WORK INSTRUCTIONS:
A – What is the passage of the Vanity Shades review page from "William Blackburn is" to "Howes’s acquaintance."? Return it word for word.
B – Does the Vanity Shades review page support each statement below? Answer yes or no for each and quote the words from the page that decide it. (i) The reviewer teaches English at the University of Calgary. (ii) The book is 95 pages long. (iii) Mary Howes won an Alberta Motion Picture Industry Award for her film writing.
C – Continue the review of Vanity Shades from its last sentence.

SOURCE PASSAGE:
Vanity Shades

Description

95 pages
$8.95
ISBN 0-88995-058-X
DDC C811'.54

Author

Year

1990

Contributor

Reviewed by William Blackburn

William Blackburn is a professor of English at the University of
Calgary.

Review

Cleverly disguised in her day job as a registered nurse, Edmonton author
Mary Howes is really a poet, film columnist, performance artist, and
freelance journalist. Her film writing has earned a nomination for an
Alberta Motion Picture Industry Award. Vanity Shades is a fine
collection of poems that will not disappoint fans of her earlier works
(Lying in Bed and QHS) and will richly reward those just making
Howes’s acquaintance.

(Data entries)
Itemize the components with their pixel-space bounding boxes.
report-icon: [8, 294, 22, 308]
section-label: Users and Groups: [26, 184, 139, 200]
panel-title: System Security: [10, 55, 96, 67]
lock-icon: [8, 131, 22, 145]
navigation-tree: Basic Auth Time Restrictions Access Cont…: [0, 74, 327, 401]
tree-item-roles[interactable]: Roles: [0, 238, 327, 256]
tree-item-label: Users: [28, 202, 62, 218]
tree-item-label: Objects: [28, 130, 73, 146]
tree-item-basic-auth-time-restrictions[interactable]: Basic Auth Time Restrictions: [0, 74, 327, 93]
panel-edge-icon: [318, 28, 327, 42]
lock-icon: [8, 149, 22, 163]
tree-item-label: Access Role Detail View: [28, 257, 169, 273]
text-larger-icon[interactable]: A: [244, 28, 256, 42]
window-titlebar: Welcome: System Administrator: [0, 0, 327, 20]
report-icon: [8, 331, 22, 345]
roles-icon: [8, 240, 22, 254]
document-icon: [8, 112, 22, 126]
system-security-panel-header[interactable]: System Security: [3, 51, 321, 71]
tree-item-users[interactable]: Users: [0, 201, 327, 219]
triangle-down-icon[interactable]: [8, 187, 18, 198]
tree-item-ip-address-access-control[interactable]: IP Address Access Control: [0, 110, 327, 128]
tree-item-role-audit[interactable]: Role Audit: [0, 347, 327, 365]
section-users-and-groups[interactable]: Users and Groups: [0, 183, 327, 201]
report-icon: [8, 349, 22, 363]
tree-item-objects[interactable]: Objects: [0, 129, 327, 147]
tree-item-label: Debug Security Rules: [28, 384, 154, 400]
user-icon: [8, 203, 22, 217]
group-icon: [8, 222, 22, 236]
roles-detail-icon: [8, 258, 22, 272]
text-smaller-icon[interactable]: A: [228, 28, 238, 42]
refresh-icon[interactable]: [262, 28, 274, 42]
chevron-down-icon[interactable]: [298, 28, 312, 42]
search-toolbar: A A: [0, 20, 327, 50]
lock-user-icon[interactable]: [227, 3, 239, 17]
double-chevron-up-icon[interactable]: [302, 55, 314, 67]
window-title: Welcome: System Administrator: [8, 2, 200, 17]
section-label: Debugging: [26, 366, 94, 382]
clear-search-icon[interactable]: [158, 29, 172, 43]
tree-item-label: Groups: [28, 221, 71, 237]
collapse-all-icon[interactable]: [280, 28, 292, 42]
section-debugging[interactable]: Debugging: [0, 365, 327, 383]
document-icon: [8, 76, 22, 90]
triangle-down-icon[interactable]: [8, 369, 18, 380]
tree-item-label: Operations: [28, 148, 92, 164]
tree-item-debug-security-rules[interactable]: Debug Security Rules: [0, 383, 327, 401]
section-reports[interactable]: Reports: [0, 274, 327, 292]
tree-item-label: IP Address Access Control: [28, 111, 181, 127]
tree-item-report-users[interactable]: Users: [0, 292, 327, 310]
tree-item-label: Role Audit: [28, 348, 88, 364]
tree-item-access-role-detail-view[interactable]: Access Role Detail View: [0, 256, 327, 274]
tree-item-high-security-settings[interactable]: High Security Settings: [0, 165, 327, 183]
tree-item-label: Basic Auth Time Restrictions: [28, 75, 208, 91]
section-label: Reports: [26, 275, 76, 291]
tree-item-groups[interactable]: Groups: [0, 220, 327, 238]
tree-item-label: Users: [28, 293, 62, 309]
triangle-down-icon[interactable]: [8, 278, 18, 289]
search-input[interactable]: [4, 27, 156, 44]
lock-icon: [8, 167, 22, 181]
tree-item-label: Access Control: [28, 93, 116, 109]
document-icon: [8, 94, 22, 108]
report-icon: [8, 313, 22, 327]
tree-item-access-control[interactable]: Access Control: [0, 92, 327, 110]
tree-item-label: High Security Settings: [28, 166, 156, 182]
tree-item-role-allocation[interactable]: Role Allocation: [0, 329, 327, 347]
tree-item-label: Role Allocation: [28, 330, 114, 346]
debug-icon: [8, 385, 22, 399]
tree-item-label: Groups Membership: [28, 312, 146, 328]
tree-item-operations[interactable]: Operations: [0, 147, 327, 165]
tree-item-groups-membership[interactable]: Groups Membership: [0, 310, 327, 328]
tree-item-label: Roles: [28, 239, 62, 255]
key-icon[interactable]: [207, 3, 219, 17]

RESULTS IN ORDER:
A –
William Blackburn is a professor of English at the University of
Calgary.

Review

Cleverly disguised in her day job as a registered nurse, Edmonton author
Mary Howes is really a poet, film columnist, performance artist, and
freelance journalist. Her film writing has earned a nomination for an
Alberta Motion Picture Industry Award. Vanity Shades is a fine
collection of poems that will not disappoint fans of her earlier works
(Lying in Bed and QHS) and will richly reward those just making
Howes’s acquaintance.

B –
(i) Yes: "William Blackburn is a professor of English at the University of Calgary."
(ii) Yes: "95 pages"
(iii) No: "Her film writing has earned a nomination for an Alberta Motion Picture Industry Award."

C –
These poems are consistently wry—with humor holding terror in a fine
balance—and consistently moving. With fierce discipline and real
grace, the author explores the constellation of love, sickness, and
death; and shows us how, in or out of hospital (the difference is
largely nominal), “Vanity Shades us from / what we really want to
see.” In her view, we are all sufferers from “congenital heart
disease,” and—even as the shadows drag us down—we cling to the
pathetic heap of our secrets (“just because I have no clothes on /
doesn’t mean I’m naked”).

Despite her admonition to “beware the place you leave your heart,”
Howes has clearly not followed her own advice. The result is a
collection of rare grace and self control, one that takes the reader
into those dark places where, if anywhere, pain becomes poetry.